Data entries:
----

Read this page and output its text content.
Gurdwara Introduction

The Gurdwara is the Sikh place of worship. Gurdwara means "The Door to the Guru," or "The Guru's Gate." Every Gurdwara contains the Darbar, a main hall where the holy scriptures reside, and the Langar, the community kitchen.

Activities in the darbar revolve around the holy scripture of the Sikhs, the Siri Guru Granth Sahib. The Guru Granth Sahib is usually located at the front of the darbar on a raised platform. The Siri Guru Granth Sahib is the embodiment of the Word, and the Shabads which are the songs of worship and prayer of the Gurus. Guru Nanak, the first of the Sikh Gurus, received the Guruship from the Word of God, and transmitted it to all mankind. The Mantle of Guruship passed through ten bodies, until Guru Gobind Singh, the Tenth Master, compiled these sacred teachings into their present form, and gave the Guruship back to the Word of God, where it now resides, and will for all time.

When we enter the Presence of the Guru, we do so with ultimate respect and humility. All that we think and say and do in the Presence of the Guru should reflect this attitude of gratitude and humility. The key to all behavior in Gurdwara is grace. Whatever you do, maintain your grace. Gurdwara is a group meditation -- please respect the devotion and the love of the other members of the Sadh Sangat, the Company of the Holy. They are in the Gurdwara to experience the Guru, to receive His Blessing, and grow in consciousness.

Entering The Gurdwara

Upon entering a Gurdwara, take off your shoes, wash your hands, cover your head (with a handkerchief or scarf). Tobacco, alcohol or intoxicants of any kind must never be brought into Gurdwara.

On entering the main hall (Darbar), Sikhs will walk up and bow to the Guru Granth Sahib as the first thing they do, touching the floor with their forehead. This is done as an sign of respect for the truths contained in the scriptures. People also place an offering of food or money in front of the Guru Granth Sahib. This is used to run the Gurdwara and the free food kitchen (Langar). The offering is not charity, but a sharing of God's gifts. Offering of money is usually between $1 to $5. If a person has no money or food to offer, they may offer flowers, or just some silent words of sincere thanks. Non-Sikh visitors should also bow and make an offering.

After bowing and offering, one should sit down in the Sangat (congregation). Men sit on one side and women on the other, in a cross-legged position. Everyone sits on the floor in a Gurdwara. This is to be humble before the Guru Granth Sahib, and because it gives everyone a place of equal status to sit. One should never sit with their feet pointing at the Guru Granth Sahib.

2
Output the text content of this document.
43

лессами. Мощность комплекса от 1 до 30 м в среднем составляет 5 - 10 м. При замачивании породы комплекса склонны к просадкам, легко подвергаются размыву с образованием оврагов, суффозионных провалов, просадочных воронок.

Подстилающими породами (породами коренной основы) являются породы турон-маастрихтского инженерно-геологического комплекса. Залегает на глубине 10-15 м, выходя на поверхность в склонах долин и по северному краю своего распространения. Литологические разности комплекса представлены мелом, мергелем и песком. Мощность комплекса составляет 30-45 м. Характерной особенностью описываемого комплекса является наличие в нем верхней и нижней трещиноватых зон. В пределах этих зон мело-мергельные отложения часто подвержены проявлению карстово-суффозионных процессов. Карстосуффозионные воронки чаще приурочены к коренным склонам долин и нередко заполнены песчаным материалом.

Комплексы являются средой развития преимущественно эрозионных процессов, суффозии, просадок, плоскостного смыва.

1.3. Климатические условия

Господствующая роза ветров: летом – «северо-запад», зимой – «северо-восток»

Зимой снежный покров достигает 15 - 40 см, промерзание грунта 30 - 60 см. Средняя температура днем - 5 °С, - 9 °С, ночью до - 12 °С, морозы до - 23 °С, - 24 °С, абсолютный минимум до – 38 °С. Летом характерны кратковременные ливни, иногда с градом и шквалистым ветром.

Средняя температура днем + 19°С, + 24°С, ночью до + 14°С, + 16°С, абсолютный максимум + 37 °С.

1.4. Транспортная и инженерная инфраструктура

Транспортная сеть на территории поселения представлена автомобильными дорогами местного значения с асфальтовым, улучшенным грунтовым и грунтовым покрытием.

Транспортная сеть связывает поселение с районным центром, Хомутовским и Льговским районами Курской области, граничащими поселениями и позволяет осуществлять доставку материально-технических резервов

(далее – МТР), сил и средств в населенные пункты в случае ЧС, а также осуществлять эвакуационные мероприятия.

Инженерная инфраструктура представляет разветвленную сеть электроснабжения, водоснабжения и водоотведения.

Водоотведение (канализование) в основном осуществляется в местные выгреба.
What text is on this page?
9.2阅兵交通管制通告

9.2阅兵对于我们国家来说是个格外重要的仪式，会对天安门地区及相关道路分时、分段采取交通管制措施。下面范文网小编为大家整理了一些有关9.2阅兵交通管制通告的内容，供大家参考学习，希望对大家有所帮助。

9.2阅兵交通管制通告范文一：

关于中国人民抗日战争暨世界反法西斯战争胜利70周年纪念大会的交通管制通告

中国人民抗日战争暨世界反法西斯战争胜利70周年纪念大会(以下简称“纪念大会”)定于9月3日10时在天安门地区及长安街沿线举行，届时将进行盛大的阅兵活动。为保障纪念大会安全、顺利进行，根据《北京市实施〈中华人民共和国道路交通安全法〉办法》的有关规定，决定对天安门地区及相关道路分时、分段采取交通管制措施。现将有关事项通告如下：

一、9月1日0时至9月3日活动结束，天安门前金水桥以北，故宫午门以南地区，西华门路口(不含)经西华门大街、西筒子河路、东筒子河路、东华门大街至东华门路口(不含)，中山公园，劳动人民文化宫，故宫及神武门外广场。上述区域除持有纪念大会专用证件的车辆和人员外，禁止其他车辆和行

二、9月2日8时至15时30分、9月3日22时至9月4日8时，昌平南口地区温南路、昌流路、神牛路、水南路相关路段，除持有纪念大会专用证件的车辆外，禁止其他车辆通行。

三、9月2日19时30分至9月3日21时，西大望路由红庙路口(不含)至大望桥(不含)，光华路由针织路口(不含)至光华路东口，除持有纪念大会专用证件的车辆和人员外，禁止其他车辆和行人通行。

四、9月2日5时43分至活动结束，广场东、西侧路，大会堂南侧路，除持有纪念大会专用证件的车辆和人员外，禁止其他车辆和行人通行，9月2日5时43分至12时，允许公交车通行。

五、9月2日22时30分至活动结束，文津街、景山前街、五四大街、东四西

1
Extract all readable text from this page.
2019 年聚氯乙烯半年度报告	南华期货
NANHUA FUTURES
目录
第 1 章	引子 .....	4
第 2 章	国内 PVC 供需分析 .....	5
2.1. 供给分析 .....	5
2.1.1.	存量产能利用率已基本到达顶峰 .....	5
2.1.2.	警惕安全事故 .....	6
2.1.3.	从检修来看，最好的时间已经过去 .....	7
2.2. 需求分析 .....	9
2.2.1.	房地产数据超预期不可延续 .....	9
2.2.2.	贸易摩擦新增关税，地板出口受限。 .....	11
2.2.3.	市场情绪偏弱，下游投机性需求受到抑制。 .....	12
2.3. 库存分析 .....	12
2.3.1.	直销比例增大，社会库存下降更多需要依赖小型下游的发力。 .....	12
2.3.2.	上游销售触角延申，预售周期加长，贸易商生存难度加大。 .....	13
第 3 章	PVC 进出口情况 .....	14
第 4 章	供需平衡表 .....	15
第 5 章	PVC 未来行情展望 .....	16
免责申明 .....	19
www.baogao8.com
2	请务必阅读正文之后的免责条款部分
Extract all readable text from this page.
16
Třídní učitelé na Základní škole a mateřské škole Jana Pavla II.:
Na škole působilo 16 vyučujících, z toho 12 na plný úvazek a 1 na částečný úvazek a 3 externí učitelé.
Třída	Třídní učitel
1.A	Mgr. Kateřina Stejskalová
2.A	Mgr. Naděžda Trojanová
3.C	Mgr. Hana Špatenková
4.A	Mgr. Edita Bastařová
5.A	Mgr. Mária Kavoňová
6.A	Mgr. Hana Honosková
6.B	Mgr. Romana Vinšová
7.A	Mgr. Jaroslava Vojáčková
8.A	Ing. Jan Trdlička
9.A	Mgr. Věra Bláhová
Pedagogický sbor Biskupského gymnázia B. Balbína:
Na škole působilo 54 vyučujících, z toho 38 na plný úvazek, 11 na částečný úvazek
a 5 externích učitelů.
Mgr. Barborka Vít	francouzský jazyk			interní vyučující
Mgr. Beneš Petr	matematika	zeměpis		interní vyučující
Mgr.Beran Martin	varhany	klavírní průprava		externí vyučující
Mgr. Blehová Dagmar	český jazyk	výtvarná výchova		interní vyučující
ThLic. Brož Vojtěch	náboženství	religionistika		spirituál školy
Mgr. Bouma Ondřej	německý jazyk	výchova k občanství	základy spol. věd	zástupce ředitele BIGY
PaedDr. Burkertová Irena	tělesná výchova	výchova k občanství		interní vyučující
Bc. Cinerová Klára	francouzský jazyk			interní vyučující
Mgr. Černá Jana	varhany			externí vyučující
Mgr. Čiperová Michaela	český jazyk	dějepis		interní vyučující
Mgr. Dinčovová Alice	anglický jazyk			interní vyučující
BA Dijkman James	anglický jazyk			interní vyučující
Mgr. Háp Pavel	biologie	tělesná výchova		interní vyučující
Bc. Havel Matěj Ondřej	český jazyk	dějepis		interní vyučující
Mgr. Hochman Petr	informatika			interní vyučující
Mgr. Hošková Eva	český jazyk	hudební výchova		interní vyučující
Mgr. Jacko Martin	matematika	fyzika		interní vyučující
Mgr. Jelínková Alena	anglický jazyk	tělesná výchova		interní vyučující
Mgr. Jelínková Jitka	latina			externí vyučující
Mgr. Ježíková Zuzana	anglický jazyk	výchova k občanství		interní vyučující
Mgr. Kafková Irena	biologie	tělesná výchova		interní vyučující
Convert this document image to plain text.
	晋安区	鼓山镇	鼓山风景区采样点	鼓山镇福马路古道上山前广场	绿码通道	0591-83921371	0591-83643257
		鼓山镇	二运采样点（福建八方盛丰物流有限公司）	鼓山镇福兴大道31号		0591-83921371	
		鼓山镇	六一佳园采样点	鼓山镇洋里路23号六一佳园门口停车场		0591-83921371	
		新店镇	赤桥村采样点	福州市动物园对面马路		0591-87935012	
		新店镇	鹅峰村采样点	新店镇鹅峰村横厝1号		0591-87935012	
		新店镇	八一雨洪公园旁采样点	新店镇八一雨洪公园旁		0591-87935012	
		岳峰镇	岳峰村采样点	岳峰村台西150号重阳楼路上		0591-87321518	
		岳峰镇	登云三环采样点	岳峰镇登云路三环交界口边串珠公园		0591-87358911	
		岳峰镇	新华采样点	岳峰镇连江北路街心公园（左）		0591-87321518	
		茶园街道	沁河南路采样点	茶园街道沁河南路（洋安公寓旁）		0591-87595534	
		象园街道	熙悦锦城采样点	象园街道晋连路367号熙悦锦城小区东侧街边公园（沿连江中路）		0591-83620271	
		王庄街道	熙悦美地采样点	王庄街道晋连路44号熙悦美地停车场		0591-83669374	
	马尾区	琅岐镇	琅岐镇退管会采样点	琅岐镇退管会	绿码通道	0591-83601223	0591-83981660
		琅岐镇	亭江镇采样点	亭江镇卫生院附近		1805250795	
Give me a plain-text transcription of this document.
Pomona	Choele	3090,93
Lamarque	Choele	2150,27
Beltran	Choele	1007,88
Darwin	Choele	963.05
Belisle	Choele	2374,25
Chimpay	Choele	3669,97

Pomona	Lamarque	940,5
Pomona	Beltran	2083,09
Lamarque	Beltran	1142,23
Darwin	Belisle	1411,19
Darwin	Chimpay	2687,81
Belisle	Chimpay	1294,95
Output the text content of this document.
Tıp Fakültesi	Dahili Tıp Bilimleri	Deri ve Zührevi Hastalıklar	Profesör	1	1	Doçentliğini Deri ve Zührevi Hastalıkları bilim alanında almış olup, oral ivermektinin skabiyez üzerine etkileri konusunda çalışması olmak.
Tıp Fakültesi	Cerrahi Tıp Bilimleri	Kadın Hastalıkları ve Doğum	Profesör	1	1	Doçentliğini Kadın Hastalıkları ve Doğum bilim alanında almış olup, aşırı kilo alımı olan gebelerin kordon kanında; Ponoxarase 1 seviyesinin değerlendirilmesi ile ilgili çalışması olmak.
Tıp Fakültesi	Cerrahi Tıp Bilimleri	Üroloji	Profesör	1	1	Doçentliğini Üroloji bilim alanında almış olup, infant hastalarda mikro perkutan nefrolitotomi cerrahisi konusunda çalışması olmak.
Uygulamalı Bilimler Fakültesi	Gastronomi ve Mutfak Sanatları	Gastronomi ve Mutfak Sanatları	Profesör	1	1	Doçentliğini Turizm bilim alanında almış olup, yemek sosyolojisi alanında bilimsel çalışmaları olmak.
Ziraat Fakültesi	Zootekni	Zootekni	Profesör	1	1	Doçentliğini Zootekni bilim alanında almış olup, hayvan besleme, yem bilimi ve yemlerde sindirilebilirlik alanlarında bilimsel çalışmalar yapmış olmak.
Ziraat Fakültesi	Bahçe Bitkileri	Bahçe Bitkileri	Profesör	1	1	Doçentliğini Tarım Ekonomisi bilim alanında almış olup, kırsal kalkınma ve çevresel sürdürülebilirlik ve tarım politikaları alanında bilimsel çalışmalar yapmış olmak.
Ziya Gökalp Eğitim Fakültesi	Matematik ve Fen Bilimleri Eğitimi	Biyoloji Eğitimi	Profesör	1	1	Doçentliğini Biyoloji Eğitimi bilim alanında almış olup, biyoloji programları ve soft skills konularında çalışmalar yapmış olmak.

----

- [Task instructions]:
Pull every line containing "your" from the data.

- [Written solution]:
When we enter the Presence of the Guru, we do so with ultimate respect and humility. All that we think and say and do in the Presence of the Guru should reflect this attitude of gratitude and humility. The key to all behavior in Gurdwara is grace. Whatever you do, maintain your grace. Gurdwara is a group meditation -- please respect the devotion and the love of the other members of the Sadh Sangat, the Company of the Holy. They are in the Gurdwara to experience the Guru, to receive His Blessing, and grow in consciousness.
Upon entering a Gurdwara, take off your shoes, wash your hands, cover your head (with a handkerchief or scarf). Tobacco, alcohol or intoxicants of any kind must never be brought into Gurdwara.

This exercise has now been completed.